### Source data
---*---

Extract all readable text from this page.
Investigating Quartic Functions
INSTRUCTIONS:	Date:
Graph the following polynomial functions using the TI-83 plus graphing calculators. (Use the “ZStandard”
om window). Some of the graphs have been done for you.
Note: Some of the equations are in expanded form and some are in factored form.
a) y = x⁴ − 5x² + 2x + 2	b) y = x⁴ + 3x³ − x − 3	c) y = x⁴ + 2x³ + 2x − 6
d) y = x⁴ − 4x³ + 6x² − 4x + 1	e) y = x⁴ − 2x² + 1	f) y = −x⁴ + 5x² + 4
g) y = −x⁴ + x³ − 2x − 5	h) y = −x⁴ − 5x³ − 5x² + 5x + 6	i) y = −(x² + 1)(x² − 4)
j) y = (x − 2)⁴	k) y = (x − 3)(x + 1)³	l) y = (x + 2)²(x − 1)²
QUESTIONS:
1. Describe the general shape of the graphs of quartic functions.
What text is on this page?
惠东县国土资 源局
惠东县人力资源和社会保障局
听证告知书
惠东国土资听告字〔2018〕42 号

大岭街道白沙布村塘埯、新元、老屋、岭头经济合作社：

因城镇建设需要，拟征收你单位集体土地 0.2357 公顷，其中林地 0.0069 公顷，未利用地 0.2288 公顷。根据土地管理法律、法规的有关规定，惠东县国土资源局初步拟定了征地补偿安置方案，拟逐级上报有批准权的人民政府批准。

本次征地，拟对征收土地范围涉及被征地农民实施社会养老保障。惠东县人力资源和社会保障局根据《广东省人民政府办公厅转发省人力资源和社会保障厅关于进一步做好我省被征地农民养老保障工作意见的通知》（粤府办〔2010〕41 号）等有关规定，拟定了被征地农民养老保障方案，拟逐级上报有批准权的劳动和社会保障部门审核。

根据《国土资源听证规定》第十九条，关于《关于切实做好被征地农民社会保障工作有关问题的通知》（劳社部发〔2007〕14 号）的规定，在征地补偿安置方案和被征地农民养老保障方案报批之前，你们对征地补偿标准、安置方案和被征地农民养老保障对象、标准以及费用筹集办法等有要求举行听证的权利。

---*---

### Request
Where a line in the entries holds the word "graphs", copy that line.

### Output below
om window). Some of the graphs have been done for you.
1. Describe the general shape of the graphs of quartic functions.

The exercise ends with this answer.